* BEGIN Supplied information *

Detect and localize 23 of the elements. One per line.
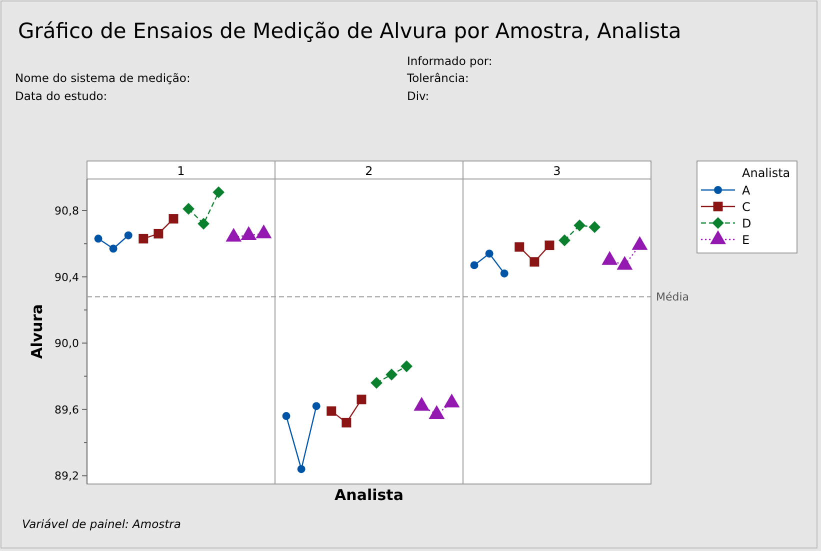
legend-label: E — [742, 233, 750, 247]
text: 3 — [553, 164, 561, 178]
y-tick-label: 90,8 — [54, 204, 79, 218]
y-tick-label: 89,6 — [54, 403, 79, 416]
text: 2 — [365, 164, 373, 178]
x-axis-title: Analista — [334, 486, 404, 504]
y-axis-title: Alvura — [28, 304, 46, 359]
legend-label: D — [742, 216, 752, 230]
text: Nome do sistema de medição: — [15, 71, 190, 85]
y-tick-label: 90,4 — [54, 270, 79, 284]
y-tick-label: 90,0 — [54, 337, 79, 350]
ref-line-label: Média — [656, 290, 690, 304]
legend-label: A — [742, 184, 751, 198]
text: Informado por: — [407, 54, 492, 68]
text: Div: — [407, 89, 430, 103]
legend-label: C — [742, 200, 750, 214]
chart-title: Gráfico de Ensaios de Medição de Alvura por Amostra, Analista — [18, 19, 682, 43]
text: 1 — [177, 164, 185, 178]
legend-title: Analista — [742, 166, 790, 180]
text: Data do estudo: — [15, 89, 108, 103]
text: Tolerância: — [406, 71, 469, 85]
text: Variável de painel: Amostra — [22, 517, 181, 531]
y-tick-label: 89,2 — [54, 470, 79, 483]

* END Supplied information *

▶ **What is asked**: Can you copy all of the data above line for line, with no changes, but leave out the picture?

▶ **Response below**:
Detect and localize 23 of the elements. One per line.
legend-label: E — [742, 233, 750, 247]
text: 3 — [553, 164, 561, 178]
y-tick-label: 90,8 — [54, 204, 79, 218]
y-tick-label: 89,6 — [54, 403, 79, 416]
text: 2 — [365, 164, 373, 178]
x-axis-title: Analista — [334, 486, 404, 504]
y-axis-title: Alvura — [28, 304, 46, 359]
legend-label: D — [742, 216, 752, 230]
text: Nome do sistema de medição: — [15, 71, 190, 85]
y-tick-label: 90,4 — [54, 270, 79, 284]
y-tick-label: 90,0 — [54, 337, 79, 350]
ref-line-label: Média — [656, 290, 690, 304]
legend-label: A — [742, 184, 751, 198]
text: Informado por: — [407, 54, 492, 68]
text: Div: — [407, 89, 430, 103]
legend-label: C — [742, 200, 750, 214]
chart-title: Gráfico de Ensaios de Medição de Alvura por Amostra, Analista — [18, 19, 682, 43]
text: 1 — [177, 164, 185, 178]
legend-title: Analista — [742, 166, 790, 180]
text: Data do estudo: — [15, 89, 108, 103]
text: Tolerância: — [406, 71, 469, 85]
text: Variável de painel: Amostra — [22, 517, 181, 531]
y-tick-label: 89,2 — [54, 470, 79, 483]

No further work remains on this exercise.